Вот еще один момент: мы говорили, что законодатель дает имена; и поэтому мы должны предположить, что он знает вещи, которые называет: но как он мог узнать вещи из имен до того, как появились какие-либо имена? «Я верю, Сократ, что некая сила, более чем человеческая, первой дала вещам их имена, и что это были обязательно истинные имена». Тогда как же дающий имена противоречил сам себе и делал некоторые имена выражающими покой, а другие — движение? «Я не думаю, что он сделал их оба». Тогда какие он сделал — те, которые выражают покой, или те, которые выражают движение?... Но если некоторые имена истинны, а другие ложны, мы можем решить между ними не подсчетом слов, а апелляцией к вещам. И если так, мы должны допустить, что вещи могут быть познаны без имен; ибо имена, как мы несколько раз признавали, являются образами вещей; и высшее знание — о вещах, и оно не должно быть получено из имен; и хотя я не сомневаюсь, что изобретатели языка давали имена, исходя из идеи, что все вещи находятся в состоянии движения и потока, я верю, что они ошибались; и что, попав в водоворот сами, они пытаются увлечь нас за собой. Ибо разве нет истинной красоты и истинного блага, которые всегда прекрасны и всегда благи? Может ли вещь «красота» исчезать от нас, пока слова еще у нас на устах? И они не могли бы быть познаны никем, если бы они всегда исчезали — ибо если они всегда исчезают, у наблюдателя нет возможности наблюдать их состояние. Что истиннее — учение о потоке или о вечной природе — определить трудно. Но ни один здравомыслящий человек не отдаст себя или воспитание своего ума во власть имен: он не осудит себя на то, чтобы быть нереальной вещью, и не поверит, что все находится в потоке, как вода в дырявом сосуде, или что мир — это человек, у которого насморк. Это учение может быть истинным, Кратил, но также очень вероятно, что оно неистинно; и поэтому я хотел бы, чтобы вы поразмыслили, пока вы молоды, и нашли истину, а когда узнаете — приходите и расскажите мне. «Я думал, Сократ, и после долгих размышлений я склоняюсь к Гераклиту». Тогда в другой день, мой друг, вы дадите мне урок. «Очень хорошо, Сократ, и я надеюсь, что вы сами продолжите изучать эти вещи».

[ПРЕДСТАВЛЕННЫЕ ДАННЫЕ]
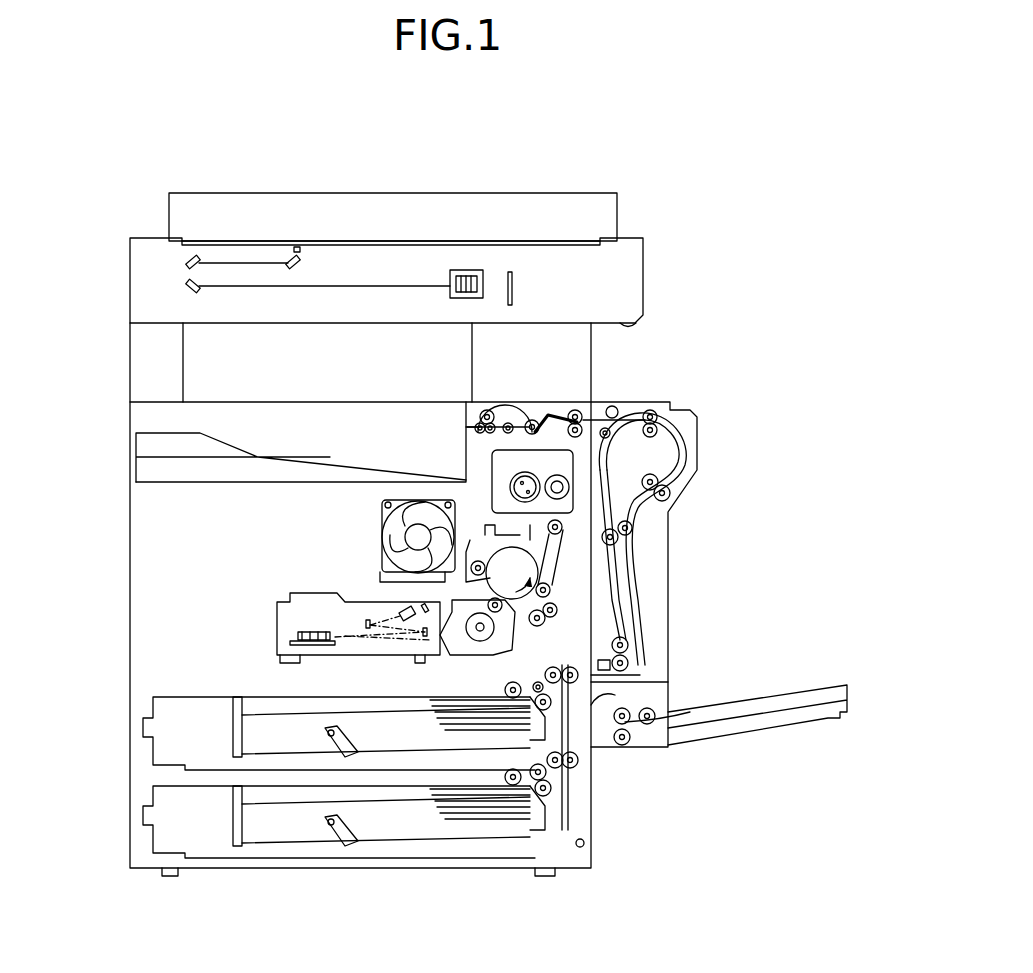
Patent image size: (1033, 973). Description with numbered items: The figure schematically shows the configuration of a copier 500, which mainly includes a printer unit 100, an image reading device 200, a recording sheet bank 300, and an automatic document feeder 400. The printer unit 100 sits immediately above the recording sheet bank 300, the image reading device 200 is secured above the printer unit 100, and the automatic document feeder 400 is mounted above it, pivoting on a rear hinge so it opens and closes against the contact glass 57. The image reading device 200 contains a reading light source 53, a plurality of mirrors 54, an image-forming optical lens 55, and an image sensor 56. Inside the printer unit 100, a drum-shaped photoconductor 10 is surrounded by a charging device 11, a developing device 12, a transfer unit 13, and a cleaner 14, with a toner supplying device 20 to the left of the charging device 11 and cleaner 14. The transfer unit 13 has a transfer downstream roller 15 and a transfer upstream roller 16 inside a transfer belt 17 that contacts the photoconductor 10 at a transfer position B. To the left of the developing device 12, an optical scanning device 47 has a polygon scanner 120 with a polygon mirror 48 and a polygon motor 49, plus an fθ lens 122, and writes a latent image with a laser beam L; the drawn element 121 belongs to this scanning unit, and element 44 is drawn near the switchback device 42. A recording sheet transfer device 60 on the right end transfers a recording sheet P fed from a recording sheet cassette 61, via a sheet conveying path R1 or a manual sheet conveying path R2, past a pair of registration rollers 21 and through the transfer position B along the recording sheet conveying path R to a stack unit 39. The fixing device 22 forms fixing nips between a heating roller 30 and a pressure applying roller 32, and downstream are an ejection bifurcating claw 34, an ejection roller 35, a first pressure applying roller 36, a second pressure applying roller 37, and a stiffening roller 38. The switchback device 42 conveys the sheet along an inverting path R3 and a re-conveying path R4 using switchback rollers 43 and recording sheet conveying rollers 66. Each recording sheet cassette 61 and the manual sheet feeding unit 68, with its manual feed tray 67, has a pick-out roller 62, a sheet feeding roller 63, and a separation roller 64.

[ФОРМУЛИРОВКА ЗАДАНИЯ]
К кому, по признанию Кратила во фрагменте о Сократе и Кратиле, он склоняется после долгих размышлений? Листинг не имеет отношения к фрагменту о Сократе и Кратиле.

[ИТОГОВЫЙ ОТВЕТ]
К Гераклиту.